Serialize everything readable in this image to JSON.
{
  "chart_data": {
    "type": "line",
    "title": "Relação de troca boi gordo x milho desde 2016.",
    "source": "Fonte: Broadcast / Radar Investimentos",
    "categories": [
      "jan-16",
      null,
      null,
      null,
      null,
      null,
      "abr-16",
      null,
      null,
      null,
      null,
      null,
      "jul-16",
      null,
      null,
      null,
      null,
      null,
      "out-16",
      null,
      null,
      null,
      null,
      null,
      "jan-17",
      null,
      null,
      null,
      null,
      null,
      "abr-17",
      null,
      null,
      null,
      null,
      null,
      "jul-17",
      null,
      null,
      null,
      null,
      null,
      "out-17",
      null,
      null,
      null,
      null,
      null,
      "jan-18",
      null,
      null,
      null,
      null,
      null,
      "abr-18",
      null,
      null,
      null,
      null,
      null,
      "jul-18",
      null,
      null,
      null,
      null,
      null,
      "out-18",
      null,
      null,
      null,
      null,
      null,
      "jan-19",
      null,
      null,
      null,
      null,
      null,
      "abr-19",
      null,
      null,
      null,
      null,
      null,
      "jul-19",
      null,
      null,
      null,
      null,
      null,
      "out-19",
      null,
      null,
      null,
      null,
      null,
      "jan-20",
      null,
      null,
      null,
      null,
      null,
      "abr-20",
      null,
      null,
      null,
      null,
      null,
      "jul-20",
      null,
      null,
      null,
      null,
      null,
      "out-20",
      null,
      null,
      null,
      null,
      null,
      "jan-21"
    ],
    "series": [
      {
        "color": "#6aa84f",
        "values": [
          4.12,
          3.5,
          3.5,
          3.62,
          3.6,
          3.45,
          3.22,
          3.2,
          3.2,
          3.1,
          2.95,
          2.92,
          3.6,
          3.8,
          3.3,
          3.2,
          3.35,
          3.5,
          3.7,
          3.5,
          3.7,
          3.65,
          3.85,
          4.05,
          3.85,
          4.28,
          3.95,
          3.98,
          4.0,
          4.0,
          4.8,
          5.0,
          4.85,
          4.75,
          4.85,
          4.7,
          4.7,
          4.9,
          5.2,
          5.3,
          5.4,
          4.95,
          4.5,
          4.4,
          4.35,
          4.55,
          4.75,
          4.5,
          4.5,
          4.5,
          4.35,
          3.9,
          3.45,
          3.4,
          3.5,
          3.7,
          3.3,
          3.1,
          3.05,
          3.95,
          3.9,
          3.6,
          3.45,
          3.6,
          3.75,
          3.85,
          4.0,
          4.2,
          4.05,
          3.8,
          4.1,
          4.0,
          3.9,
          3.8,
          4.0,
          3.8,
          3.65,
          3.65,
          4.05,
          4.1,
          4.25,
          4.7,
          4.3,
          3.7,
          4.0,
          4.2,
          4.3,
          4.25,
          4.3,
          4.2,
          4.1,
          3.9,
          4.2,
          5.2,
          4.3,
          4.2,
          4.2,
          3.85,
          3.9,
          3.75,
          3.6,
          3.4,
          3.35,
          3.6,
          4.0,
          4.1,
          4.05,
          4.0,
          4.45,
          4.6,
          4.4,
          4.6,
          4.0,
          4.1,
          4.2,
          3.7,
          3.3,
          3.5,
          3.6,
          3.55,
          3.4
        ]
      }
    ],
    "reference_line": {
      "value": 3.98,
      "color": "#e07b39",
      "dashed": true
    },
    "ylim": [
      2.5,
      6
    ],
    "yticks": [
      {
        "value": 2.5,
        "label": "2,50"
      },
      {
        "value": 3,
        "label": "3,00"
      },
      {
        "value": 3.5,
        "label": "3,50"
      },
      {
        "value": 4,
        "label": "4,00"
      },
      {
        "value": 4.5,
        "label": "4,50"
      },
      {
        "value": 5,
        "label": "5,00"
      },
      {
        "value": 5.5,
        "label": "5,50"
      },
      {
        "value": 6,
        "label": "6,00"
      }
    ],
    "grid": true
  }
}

== == ==

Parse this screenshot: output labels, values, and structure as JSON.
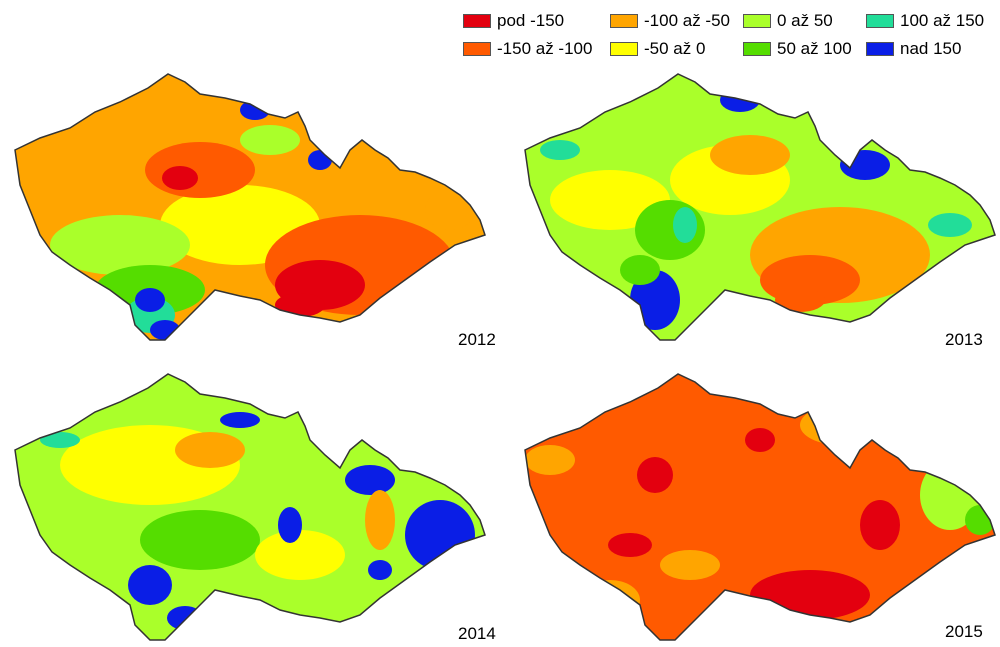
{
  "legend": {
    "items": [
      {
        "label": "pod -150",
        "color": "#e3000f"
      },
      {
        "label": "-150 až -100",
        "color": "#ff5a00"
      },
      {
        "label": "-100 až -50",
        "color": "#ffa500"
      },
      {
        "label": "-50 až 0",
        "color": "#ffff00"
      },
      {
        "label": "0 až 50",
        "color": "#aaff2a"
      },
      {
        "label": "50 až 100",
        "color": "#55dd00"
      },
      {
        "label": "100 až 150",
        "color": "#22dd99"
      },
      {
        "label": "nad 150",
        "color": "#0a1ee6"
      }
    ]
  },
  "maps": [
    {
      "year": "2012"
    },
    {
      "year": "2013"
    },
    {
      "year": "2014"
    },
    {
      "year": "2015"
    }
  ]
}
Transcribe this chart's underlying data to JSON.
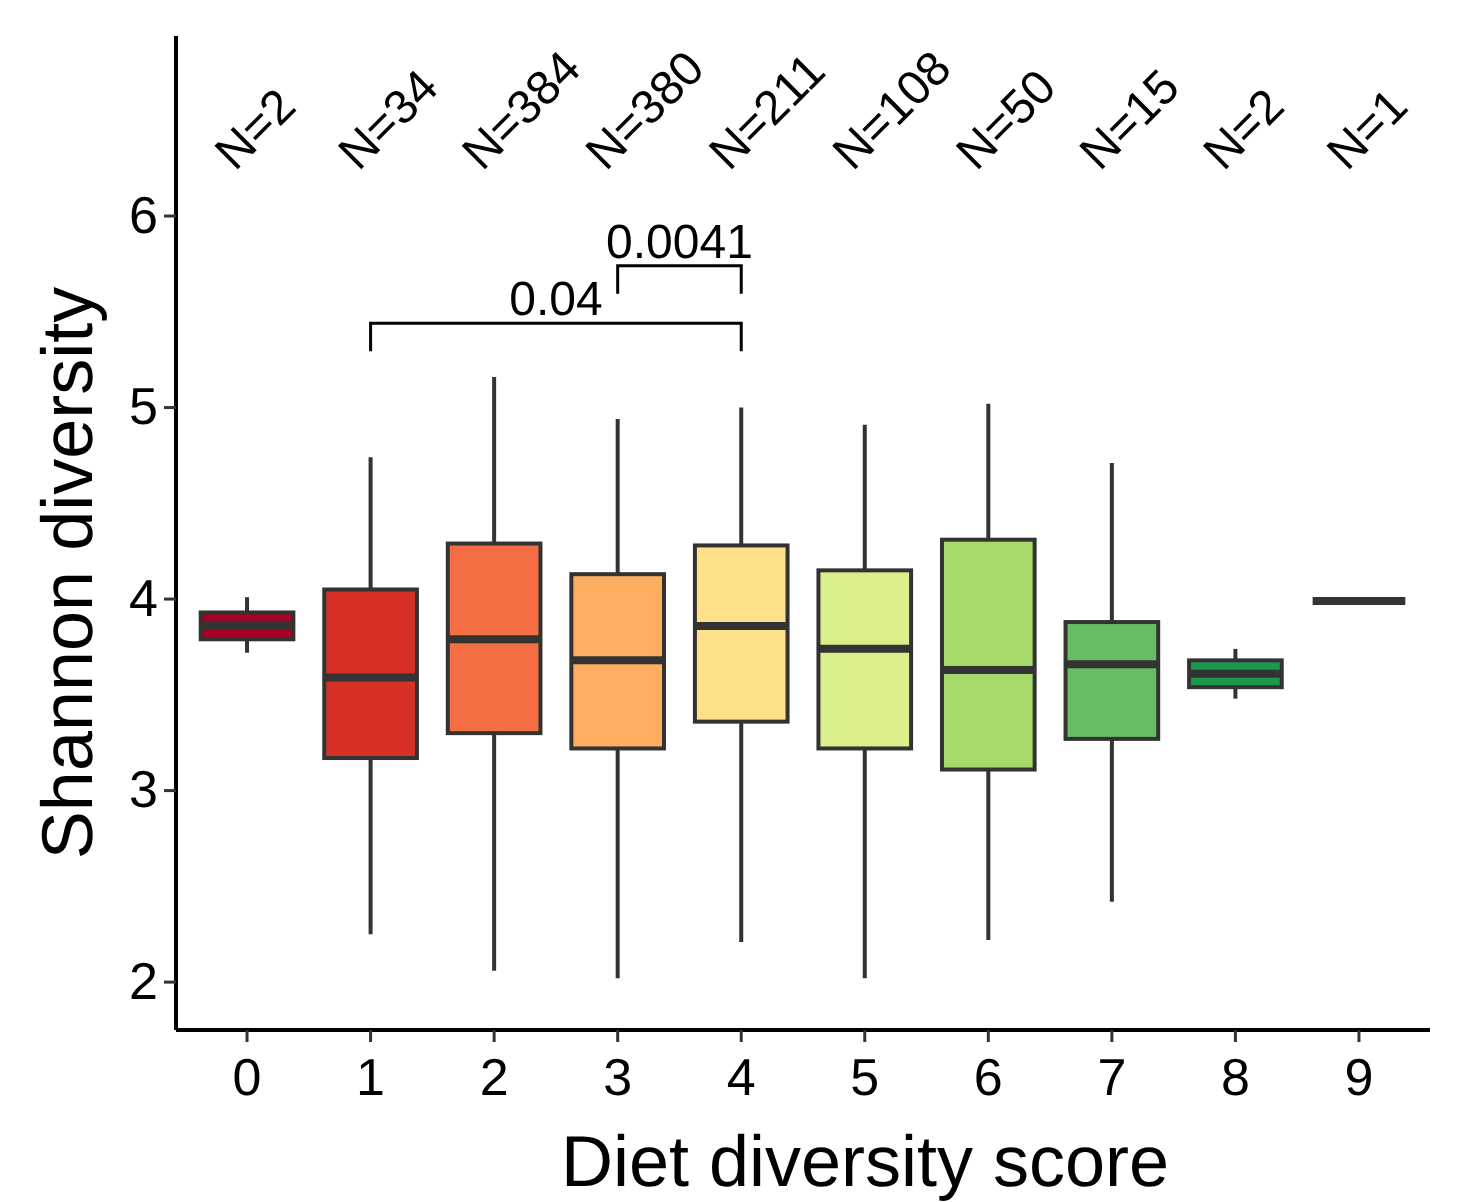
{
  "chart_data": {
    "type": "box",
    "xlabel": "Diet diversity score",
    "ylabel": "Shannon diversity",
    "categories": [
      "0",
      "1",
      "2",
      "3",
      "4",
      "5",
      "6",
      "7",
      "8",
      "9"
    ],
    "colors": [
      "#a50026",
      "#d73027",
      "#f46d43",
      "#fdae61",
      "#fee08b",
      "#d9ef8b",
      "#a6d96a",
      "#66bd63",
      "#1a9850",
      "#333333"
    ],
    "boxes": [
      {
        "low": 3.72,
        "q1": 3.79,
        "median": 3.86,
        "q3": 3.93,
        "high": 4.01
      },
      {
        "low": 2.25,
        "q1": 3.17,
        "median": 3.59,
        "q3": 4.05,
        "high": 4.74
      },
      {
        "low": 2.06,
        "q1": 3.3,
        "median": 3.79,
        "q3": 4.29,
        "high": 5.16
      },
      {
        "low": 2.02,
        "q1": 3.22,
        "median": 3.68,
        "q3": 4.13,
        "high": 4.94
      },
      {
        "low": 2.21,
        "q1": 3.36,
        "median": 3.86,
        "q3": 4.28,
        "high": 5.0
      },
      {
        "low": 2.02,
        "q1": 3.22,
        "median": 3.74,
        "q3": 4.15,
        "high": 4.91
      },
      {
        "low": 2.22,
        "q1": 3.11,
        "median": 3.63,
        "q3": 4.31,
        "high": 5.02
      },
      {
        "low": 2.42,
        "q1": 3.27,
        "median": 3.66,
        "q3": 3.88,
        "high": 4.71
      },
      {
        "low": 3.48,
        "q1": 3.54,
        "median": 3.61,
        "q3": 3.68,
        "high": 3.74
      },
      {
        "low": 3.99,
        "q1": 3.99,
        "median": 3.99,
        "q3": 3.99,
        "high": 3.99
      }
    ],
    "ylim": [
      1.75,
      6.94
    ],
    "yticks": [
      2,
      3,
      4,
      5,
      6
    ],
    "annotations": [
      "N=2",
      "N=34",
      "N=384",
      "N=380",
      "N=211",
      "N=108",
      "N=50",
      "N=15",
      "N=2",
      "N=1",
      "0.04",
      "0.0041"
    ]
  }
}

== == ==

What you need to do: Within the listing above, copy each line that has the string "year".

Result:
      "year": "2012"
      "year": "2013"
      "year": "2014"
      "year": "2015"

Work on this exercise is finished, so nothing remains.